• TASKS FOR THIS EXERCISE
1. In the review of The Pathless, condense the paragraph that begins "The thing is, though" into a short bulleted list of its main points.
2. Write the next paragraph of the review of The Pathless, picking up after its final sentence.

══ SUPPLIED PASSAGE

It’s possible that the textures are a little flat for me. Having said that, Journey largely takes place in a desert, so clearly I don’t demand too much in the way of texture in my games? Maybe the actual issue is more of the opposite, that the environment is, in some sense, a little busy. There are these floating arrow targets all over the place in your environment; their main function is to provide a boost mechanic, enabling you to zip through the environments pretty quickly if you keep on shooting them. Which is fine, I guess, but I think at some level those targets made the world feel kind of busy to me.

And the ruins made the world feel slightly busy to me as well, I think. Because a ruin isn’t just a ruin (in The Pathless or in most video games): it’s generally a signpost for a secret. So, when seeing them, my brain doesn’t just say “oh, neat ruin”: instead, it says “where’s the secret in this ruin?” And, fairly soon, it moves on to “do I actually want to spend the time on getting the secret in this ruin?” Frequently the answer was yes, but sometimes (and increasingly frequently as I spent more time wit the game) the answer was no.

So, in both cases, the environment felt a little instrumentalized to me, in ways that created a barrier to my just enjoying the experience of being present in the world. Which is quite standard in video games, of course, this just felt like the kind of game that might have the potential to step back a little bit more than it actually does?

 

That “shoot targets to dash” mechanism is actually a little odd. Like, on one level, it turns out to be a pretty neat mechanism: dashing is fun, and it turns out that the mechanism can also be used to keep you in the air while you’re jumping, so once you get good at it, you can cover pretty large gaps in space as long as there are enough targets between where you start and where you land. And the game adds in some variants later on to make the mechanism more versatile, in particular a version that launches you vertically, so you can climb up quite a bit in places where there are chains of those.

The thing is, though: at the end of the introductory level of the game, you get a bird friend. And the bird friend can carry you while it flies! So there’s this other mechanism that lets you cross large horizontal gaps, and to climb vertically as well. And using the bird to cross gaps is an awful lot easier than chaining your arrow shots. (I feel like it was within reach for me to learn how to use the arrow mechanism reliably, but why should I bother to put in that effort?) It feels pretty weird to me to have two different mechanisms that solve the same problem; the game puts in a few puzzles where you’re not allowed to use the bird to cross gaps and climb, but that feels like retroactive justification to me.

That leaves the dash justification for the arrow targets; and dashing is fun. But still, why not let people just dash all of the time, if that’s what you want? It feels odd to litter the landscape with something that’s there to enable pervasive dashing, when you could just, you know, enable pervasive dashing. And what I actually want to do much of the time is to be flying over the landscape instead of dashing through it, but flying is slower; this leaves me with a tradeoff that I’m not sure brings me much value?

════
══ DATASET EXTRACT

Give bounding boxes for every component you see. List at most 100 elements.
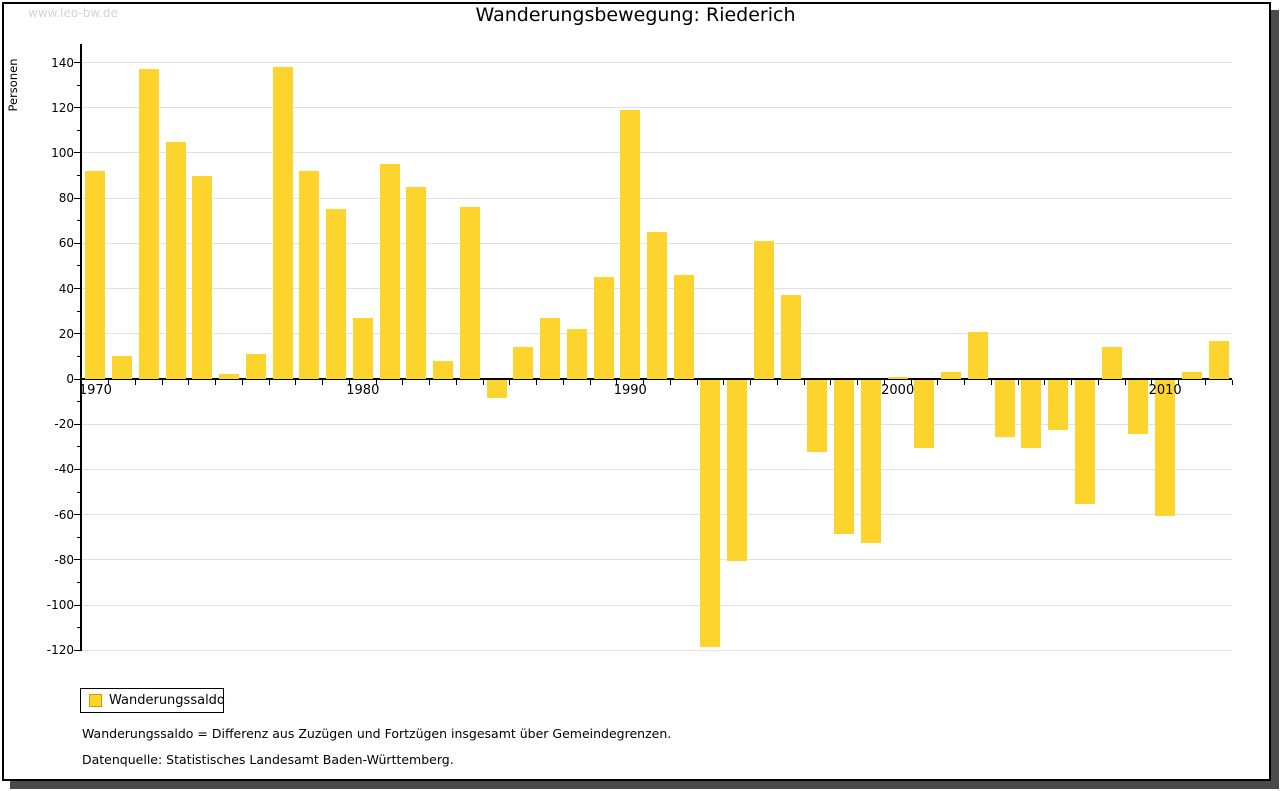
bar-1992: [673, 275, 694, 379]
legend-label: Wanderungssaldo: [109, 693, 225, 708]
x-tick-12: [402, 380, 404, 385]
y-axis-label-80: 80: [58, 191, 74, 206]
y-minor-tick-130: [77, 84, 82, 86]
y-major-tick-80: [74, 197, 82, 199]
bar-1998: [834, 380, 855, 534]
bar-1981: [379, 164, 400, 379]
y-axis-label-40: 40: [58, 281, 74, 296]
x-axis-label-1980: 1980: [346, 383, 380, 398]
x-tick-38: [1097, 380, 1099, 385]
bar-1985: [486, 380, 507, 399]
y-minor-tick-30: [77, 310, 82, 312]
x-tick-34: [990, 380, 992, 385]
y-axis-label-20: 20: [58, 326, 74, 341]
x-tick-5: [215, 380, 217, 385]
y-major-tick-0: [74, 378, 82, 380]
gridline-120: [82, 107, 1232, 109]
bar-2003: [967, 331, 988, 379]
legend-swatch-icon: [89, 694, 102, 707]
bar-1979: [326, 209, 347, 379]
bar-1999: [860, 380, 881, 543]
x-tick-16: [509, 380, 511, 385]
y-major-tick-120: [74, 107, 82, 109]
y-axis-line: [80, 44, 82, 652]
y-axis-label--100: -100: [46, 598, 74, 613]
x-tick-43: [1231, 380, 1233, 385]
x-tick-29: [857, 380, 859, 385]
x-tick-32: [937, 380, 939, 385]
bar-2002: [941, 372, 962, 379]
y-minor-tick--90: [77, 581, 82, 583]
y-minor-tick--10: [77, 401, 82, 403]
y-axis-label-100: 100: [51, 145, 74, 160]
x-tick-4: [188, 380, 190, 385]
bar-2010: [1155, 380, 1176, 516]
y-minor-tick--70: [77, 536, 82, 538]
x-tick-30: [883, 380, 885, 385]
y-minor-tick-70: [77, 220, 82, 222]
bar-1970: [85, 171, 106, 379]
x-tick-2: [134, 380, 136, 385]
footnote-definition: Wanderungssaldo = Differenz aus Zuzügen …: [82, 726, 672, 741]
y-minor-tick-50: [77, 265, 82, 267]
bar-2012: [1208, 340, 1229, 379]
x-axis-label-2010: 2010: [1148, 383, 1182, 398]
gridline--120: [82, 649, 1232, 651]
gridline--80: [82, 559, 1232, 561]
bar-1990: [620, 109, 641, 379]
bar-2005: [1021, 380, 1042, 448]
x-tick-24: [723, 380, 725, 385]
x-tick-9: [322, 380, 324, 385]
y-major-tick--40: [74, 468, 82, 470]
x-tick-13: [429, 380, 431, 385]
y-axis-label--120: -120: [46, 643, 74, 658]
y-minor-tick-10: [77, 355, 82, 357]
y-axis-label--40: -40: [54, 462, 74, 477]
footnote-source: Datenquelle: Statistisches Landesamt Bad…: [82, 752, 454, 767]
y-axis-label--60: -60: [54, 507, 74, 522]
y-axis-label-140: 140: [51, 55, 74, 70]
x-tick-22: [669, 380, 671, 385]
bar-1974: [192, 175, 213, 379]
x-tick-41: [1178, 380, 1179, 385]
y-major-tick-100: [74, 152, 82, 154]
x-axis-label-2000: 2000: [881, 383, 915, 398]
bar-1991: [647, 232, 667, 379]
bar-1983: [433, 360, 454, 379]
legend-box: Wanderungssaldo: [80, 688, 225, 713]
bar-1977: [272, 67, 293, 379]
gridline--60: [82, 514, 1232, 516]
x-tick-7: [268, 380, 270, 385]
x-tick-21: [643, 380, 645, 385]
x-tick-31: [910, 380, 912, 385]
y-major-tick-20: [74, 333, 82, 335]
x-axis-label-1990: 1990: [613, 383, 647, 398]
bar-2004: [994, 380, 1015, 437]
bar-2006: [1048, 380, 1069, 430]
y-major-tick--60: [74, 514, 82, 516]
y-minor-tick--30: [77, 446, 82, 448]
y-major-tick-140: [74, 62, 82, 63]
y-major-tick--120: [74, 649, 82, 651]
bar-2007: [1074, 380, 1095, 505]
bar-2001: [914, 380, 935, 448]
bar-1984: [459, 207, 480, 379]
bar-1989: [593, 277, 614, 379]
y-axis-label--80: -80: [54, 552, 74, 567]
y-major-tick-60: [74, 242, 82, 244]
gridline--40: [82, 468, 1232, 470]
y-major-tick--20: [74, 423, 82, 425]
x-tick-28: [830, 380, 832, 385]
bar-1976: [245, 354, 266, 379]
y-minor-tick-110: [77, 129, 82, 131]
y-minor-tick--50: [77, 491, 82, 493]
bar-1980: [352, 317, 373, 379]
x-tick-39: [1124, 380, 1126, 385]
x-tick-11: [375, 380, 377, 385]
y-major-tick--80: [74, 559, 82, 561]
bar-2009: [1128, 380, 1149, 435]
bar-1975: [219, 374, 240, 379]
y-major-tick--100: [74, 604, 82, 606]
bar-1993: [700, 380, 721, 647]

════
══ DATASET EXTRACT

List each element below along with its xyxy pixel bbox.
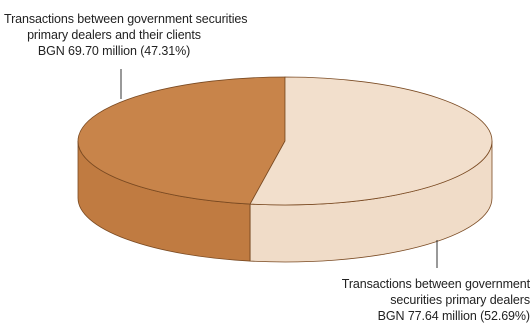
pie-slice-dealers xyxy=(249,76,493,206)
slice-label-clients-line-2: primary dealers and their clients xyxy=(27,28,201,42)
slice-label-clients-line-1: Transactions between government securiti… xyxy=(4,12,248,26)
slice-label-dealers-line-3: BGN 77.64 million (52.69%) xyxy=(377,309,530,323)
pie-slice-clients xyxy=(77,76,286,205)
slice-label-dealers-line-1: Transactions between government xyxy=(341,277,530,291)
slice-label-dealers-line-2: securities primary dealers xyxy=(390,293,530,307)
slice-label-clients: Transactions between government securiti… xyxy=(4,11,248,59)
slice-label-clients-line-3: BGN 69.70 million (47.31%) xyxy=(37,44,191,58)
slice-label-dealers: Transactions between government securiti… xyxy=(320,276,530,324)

════

• ANSWERS TO THE TASKS
1.
- At the end of the introductory level, you get a bird friend that can carry you while it flies.
- The bird lets you cross large horizontal gaps and climb vertically, which is the same job the arrow mechanism does.
- Using the bird is much easier than chaining arrow shots, so learning the arrow technique hardly seems worth the effort.
- Having two mechanisms that solve the same problem feels weird. The few puzzles that forbid using the bird feel like retroactive justification.

2.
Honestly, it almost feels to me like the whole shooting-as-travel mechanism would work best as a speedrunning affordance. I feel like you could navigate most of the situations where I used my bird by dashing / arrow jumping instead, and that dashing / arrow jumping would be faster for people who are good at it. But, again, that’s a pretty weird affordance to stick into the game so pervasively.

 

That’s the arrow targets. Then there are the environmental puzzles: tasks that you (with the help of your bird friend) have to figure out and accomplish in order to get keys that let you light towers that are necessary to progress. Except that there are quite a bit more keys than that; if you gather all of them on one level, it looks like something should happen, but I don’t know what, and I wasn’t quite enjoying the game enough to go back to one of the earlier levels and get all the keys. (It didn’t help that there’s no fast travel between levels and that finishing the final boss and going through credits puts you at the start screen instead of leaving you in world.)

So the upshot is that there are a lot of puzzles to solve; and there are also puzzles that don’t involve the keys that are useful for powering up your bird friend. Each individual puzzle was pleasant enough, but halfway through the game, I kind of hit puzzle overload. I still mostly kept on solving them, so even on the final level I had more keys than were necessary just to get to the towers. But it was also the case that, for the last couple of levels, I was feeling like I might have been making the wrong choice by doing that. The puzzles just aren’t different enough from each other, and don’t particularly grow from level to level, so once I’ve seen each puzzle archetype four or five times, I’ve more or less gotten what I’m going to get out of that puzzle.

Again, though, none of this is unusual for video games! Games will ask me to defeat a given kind of enemy in combat a thousand times without batting an eye; but here I’m wondering whether I want to solve the puzzles that are similar but not identical ten times? I don’t know quite what it is about The Pathless that has me questioning that aspect of the game play, and I actually think that my questioning is mostly pointing at something positive about The Pathless, because most games don’t deserve that sort of interrogation. But, also, there are lots of games out there that keep me poking at them in fairly repetitive ways for two or three dozen hours without grumbling too much…

 

There are also boss battles at the end of each section. They’re fine, nothing to write home about? I do appreciate that there’s no fail state in them: if you run out of health, it just knocks you back again, you pick yourself up, and start over at the start of the current phase. But, in general, the different bosses are pretty similar, nothing special there; and, for whatever reason, one of the bosses for some reason had huge performance problems on the Apple TV, making that particular boss battle feel like a slide show.

I think the game wanted the boss creatures to be something more, to make you care about them via a “giant majestic beast” vibe. It didn’t work for me; I’m not entirely sure why. Actually, thinking about it a bit more, one of their other design choices might have worked against that: the bosses are wandering around the level while you’re gathering keys and lighting up towers, and if you get too close to them, you get put into a stealth puzzle mode where you have to avoid their gaze. So that meant that I was actively discouraged from appreciating their majesty in the run-up to the boss battle: I wanted to stay away from them, and even when I got close, I still wanted to avoid them. And the boss battles themselves took place at a fast enough pace to discourage me from drinking in the beasts’ potential majesty there as well.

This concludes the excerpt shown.